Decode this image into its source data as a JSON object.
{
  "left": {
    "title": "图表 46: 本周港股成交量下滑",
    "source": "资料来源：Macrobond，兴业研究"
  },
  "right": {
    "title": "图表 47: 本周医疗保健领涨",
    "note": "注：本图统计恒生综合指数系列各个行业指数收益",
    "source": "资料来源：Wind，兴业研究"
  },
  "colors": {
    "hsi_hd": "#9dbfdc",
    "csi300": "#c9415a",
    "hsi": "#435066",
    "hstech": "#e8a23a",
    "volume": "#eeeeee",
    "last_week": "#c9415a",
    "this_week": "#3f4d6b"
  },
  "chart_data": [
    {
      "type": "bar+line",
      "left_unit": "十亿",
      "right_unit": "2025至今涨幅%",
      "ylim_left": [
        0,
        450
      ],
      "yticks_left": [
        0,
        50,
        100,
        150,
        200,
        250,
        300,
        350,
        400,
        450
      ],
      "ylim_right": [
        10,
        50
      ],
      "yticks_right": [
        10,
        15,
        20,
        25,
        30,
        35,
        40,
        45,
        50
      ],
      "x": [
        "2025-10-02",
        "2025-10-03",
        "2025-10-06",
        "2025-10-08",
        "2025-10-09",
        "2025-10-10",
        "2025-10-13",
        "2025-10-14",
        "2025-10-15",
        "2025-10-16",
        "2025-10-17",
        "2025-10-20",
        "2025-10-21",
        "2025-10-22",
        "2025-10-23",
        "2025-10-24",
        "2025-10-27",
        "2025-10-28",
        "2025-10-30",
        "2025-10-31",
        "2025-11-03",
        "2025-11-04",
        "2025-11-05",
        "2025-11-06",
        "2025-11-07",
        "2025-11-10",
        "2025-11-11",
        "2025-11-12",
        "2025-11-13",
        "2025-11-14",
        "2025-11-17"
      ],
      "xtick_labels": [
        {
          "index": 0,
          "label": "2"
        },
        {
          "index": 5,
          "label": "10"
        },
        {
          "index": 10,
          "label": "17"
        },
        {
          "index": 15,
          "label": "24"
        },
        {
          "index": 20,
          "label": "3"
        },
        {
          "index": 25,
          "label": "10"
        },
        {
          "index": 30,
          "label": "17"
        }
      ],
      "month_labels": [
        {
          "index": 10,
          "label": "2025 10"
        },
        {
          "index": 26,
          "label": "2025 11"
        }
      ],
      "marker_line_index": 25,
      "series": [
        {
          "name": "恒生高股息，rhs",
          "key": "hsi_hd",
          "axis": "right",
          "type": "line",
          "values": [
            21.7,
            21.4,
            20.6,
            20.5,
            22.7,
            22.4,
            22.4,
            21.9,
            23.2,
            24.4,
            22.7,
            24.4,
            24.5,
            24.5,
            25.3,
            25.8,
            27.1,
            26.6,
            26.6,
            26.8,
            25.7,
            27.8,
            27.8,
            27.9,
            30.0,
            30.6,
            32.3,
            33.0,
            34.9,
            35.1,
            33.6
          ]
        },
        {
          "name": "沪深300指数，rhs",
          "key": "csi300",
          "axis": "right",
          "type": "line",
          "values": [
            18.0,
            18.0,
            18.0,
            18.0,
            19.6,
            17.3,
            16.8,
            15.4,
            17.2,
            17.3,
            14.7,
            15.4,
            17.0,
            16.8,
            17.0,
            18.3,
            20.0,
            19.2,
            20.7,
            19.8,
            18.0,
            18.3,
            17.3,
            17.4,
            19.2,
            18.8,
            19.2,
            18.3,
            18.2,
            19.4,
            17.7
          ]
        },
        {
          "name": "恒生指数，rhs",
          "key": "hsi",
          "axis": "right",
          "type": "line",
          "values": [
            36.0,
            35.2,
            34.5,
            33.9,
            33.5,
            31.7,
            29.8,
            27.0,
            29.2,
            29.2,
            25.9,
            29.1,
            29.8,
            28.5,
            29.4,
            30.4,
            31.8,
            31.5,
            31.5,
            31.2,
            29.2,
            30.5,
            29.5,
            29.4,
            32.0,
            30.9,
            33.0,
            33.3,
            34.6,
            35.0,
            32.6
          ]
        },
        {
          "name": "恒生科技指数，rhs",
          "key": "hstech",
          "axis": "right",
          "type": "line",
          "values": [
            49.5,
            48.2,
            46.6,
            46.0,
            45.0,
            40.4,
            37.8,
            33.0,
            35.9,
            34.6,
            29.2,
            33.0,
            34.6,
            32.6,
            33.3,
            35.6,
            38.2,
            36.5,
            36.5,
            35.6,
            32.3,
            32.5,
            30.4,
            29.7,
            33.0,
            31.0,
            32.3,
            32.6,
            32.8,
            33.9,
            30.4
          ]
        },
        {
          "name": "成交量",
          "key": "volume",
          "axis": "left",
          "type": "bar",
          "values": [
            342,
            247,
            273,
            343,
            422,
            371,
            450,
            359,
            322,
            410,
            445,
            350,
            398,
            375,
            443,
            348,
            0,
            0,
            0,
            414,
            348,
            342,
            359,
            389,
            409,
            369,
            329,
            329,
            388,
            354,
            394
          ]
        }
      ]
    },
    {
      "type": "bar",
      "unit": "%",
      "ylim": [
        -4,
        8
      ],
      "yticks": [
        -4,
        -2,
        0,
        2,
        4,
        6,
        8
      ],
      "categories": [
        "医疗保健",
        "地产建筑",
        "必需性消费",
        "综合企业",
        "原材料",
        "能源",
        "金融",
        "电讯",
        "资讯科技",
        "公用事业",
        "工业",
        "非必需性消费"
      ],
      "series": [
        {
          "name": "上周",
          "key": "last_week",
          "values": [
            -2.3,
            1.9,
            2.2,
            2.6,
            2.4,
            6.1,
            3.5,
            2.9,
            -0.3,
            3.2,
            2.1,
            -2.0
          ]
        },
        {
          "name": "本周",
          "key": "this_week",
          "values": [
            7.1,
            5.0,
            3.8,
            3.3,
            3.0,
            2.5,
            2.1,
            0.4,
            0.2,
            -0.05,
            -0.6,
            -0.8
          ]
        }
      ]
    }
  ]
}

• • • •

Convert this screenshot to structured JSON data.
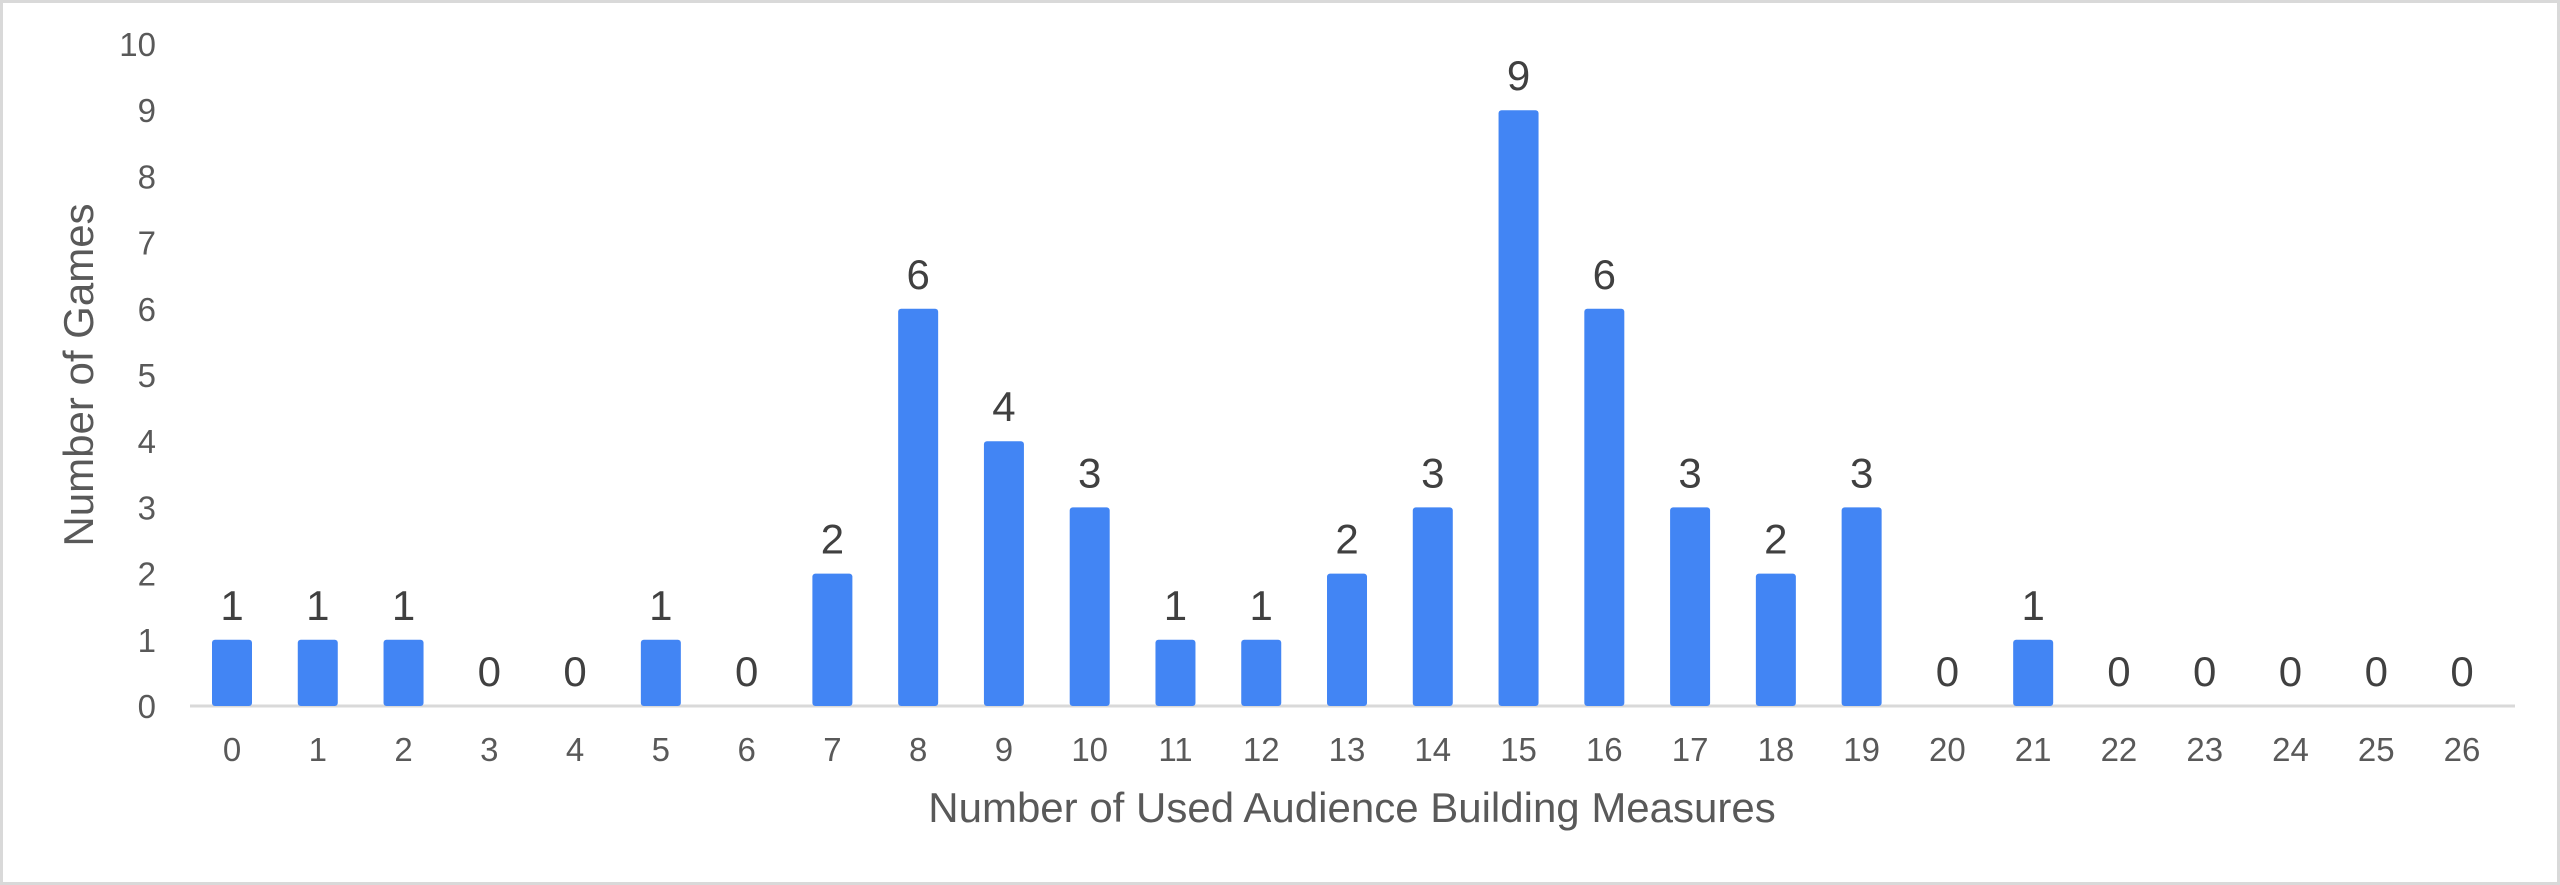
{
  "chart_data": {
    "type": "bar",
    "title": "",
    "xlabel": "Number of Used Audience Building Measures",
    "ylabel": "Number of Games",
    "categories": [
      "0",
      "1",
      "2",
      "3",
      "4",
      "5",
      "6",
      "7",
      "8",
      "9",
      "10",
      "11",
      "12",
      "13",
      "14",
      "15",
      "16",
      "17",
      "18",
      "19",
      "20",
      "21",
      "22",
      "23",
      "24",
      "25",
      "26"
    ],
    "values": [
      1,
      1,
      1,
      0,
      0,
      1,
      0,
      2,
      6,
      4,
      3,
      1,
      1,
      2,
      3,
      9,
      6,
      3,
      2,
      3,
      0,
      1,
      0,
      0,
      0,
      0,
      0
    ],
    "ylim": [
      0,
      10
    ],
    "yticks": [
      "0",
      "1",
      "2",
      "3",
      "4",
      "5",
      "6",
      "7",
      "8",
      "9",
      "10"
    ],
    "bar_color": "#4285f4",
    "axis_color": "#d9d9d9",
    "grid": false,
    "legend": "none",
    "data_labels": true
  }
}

• • • •

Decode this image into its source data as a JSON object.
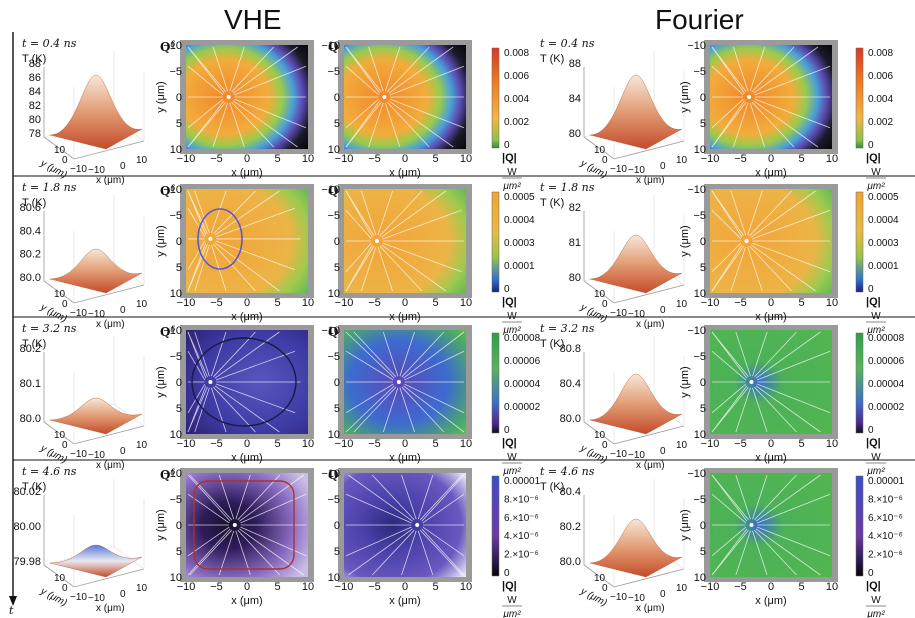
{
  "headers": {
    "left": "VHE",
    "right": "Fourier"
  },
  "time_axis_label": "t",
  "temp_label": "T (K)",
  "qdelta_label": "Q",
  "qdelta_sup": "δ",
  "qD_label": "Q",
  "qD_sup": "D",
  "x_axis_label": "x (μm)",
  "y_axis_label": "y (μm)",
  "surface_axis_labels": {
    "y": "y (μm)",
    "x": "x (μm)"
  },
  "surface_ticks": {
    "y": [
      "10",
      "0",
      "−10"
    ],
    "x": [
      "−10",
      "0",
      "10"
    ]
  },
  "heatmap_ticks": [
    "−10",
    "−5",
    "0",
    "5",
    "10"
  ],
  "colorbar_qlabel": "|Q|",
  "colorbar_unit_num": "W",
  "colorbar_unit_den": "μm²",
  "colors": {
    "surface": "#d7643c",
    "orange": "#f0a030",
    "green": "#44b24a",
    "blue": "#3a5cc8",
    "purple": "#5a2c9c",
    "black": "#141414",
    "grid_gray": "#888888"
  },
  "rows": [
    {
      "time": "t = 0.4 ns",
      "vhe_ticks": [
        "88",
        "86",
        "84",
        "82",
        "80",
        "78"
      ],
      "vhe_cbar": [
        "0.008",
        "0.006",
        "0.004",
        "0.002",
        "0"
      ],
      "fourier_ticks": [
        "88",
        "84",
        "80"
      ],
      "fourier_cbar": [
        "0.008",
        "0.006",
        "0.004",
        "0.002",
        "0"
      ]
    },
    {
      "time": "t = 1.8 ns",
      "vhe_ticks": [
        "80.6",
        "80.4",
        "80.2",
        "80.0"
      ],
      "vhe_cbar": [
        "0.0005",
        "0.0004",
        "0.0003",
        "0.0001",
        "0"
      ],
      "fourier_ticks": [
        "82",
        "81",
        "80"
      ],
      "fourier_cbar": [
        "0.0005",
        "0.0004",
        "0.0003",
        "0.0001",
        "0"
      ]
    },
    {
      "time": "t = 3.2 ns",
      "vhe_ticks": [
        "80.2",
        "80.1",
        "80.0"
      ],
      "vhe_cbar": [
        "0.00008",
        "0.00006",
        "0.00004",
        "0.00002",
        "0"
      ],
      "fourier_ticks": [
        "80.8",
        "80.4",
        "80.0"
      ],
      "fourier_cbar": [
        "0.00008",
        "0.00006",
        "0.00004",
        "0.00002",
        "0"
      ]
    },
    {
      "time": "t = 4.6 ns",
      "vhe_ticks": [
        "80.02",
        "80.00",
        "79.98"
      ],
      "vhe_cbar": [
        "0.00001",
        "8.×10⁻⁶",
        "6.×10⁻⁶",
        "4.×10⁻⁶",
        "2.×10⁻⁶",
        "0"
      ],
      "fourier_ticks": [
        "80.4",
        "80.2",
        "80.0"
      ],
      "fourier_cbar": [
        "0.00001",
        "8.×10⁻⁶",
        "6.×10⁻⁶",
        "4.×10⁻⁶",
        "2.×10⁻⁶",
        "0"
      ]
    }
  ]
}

• • • •

* YOUR GOAL
Give the number of lines in the records that contain the string "资料来源", and nothing besides.

* COMPLETE RESPONSE
2